For the listing below, give the count of lines containing the string "three" and nothing else.

Saved data entries:
● ● ● ● ● ● ●

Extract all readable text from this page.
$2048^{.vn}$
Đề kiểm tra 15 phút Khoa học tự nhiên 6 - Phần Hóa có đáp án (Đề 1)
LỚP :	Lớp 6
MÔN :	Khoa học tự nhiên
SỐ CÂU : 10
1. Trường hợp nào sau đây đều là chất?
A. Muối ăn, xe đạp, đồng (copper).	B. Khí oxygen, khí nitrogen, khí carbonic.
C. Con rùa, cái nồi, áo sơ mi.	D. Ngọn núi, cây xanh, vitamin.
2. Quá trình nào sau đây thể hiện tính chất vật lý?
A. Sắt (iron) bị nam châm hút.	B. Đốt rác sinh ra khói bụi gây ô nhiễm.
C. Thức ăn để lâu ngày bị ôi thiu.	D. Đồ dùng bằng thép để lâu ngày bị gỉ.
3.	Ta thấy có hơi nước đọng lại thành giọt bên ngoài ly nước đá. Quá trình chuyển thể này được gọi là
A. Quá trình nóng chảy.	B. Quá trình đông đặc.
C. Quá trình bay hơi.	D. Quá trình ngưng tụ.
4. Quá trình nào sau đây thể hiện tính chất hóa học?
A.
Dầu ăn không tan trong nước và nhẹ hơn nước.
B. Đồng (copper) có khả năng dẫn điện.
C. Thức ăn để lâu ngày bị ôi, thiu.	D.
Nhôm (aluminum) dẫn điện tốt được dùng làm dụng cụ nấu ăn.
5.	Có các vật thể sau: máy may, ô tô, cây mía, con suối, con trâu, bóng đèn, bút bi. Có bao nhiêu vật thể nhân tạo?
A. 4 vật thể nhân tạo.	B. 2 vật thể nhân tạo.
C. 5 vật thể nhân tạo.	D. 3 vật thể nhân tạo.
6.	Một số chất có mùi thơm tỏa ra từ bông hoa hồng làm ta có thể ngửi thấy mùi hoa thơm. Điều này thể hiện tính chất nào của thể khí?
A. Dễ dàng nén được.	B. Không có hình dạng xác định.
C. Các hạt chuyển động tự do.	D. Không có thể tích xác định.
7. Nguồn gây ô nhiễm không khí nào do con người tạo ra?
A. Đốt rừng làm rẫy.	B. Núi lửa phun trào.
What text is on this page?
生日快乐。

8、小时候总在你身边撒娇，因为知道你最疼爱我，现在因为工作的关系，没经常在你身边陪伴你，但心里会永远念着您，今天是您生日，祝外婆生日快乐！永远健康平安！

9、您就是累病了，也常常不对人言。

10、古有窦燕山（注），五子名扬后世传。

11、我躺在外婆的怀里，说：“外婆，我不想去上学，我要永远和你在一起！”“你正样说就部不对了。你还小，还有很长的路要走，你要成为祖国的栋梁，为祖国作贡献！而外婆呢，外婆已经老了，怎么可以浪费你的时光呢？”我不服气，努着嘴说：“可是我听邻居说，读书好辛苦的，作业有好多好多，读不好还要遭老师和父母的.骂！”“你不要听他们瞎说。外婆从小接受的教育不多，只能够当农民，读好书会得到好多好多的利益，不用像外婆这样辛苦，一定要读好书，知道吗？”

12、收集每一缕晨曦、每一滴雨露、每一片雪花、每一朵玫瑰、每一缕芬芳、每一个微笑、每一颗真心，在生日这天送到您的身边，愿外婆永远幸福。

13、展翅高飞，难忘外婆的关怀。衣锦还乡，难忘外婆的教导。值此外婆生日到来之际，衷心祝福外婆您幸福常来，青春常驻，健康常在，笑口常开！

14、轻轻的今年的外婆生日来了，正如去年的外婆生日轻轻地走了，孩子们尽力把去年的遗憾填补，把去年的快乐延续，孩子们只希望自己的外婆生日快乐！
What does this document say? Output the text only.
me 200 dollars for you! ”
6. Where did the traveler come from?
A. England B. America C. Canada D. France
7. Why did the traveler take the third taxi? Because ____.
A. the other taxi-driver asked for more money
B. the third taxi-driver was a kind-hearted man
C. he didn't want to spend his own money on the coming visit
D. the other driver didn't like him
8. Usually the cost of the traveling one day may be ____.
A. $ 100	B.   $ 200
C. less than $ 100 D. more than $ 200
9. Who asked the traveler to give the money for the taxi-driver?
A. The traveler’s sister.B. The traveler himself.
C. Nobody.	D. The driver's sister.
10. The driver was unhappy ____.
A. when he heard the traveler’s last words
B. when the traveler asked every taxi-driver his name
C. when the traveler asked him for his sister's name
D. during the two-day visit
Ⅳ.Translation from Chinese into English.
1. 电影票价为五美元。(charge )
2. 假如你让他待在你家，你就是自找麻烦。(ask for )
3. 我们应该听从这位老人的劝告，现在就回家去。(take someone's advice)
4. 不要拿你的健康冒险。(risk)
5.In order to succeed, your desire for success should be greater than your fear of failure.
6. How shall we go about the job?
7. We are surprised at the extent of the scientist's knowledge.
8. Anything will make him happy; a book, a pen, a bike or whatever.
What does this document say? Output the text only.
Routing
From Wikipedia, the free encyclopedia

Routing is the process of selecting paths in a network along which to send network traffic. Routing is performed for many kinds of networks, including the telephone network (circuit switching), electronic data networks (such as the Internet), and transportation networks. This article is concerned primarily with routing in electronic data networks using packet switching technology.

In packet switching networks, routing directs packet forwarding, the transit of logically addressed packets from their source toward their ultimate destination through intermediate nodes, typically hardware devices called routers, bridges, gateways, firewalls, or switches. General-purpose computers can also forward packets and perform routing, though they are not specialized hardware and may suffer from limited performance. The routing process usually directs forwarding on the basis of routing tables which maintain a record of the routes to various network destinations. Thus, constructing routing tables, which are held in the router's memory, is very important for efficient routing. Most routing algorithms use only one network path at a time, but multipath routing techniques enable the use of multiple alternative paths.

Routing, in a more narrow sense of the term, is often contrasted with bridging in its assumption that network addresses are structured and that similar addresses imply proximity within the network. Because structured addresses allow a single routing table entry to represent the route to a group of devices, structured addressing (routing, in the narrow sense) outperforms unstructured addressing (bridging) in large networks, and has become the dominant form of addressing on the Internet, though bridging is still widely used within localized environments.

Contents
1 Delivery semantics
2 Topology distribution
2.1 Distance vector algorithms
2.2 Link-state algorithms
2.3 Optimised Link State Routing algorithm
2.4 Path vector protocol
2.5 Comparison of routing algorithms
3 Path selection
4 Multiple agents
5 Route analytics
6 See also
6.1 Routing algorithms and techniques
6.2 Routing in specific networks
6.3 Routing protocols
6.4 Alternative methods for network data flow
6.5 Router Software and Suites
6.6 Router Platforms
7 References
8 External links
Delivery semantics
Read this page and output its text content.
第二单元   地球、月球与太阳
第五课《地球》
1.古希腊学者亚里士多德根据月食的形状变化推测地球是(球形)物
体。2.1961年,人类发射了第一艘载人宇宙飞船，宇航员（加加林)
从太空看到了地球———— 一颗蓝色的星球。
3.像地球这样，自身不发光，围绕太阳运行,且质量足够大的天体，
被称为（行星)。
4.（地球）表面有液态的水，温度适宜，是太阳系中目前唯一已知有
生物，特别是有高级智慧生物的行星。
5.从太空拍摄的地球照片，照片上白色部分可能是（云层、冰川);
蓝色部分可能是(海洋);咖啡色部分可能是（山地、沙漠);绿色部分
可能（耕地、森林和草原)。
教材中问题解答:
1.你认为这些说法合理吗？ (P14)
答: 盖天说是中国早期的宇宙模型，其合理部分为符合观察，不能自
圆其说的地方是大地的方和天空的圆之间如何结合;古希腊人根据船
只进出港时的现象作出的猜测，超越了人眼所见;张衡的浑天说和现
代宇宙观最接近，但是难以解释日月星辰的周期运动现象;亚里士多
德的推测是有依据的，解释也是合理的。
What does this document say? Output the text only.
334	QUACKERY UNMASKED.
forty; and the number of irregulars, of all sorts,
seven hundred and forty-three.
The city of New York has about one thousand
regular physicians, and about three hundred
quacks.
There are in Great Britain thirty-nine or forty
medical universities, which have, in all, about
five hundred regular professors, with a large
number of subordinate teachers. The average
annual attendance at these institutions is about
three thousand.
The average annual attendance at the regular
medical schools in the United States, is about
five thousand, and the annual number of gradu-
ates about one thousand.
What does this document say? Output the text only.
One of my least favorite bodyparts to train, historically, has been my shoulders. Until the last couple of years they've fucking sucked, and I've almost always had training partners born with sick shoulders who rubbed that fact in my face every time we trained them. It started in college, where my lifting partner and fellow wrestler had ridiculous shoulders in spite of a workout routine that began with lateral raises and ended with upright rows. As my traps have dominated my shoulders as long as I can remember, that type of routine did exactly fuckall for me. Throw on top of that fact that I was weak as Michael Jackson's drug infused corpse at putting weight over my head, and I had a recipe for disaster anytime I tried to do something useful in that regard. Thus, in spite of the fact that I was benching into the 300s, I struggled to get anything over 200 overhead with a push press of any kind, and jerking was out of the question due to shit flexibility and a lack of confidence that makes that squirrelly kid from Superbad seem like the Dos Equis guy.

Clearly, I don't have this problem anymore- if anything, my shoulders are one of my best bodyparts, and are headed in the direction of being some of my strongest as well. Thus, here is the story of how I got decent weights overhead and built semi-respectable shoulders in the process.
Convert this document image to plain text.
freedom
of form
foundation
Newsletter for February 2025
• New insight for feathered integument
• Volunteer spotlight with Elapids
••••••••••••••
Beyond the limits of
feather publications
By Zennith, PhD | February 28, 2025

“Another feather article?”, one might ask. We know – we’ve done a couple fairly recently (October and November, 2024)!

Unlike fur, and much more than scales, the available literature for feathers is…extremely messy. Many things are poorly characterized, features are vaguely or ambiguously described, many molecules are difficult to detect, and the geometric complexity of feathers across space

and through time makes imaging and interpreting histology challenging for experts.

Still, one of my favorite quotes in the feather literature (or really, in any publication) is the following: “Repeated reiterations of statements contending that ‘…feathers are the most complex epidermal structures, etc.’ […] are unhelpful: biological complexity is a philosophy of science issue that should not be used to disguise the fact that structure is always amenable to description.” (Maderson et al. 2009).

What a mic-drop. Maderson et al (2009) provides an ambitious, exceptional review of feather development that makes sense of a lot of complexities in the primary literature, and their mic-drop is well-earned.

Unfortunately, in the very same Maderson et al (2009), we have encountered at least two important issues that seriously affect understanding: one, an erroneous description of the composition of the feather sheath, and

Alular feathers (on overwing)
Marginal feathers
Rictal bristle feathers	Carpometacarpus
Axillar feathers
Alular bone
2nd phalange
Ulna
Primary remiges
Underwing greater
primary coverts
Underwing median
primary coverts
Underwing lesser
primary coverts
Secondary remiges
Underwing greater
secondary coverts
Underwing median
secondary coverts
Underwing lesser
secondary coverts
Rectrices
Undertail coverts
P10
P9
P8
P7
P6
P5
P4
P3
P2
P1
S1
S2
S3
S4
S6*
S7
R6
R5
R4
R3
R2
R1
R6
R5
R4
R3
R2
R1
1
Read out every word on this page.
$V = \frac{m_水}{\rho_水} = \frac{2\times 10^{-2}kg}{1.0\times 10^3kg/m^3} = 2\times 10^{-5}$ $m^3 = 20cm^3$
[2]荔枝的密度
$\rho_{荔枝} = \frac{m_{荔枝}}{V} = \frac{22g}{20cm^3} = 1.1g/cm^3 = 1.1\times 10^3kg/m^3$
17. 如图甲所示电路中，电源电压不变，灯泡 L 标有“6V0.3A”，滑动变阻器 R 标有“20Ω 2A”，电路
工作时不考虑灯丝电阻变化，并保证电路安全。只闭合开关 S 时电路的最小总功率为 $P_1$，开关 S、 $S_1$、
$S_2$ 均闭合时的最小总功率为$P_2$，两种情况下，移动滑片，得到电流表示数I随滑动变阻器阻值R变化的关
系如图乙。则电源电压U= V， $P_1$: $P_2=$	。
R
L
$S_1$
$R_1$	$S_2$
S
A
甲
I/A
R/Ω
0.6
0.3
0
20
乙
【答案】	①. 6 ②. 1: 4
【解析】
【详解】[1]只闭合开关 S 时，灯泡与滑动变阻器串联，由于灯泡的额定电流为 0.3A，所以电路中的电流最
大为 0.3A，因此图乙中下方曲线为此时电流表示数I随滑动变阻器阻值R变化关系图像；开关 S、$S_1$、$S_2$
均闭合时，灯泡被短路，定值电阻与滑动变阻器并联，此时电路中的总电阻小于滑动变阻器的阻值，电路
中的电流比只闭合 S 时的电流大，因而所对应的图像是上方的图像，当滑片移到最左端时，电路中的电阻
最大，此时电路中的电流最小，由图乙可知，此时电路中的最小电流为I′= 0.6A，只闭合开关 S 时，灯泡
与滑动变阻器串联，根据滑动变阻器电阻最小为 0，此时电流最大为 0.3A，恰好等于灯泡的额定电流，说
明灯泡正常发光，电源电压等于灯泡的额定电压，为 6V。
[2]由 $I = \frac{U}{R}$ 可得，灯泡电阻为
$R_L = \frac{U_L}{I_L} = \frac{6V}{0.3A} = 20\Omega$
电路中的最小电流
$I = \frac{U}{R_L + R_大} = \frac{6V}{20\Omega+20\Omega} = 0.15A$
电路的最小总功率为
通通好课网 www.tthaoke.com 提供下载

● ● ● ● ● ● ●

EXERCISE SOLUTION - 3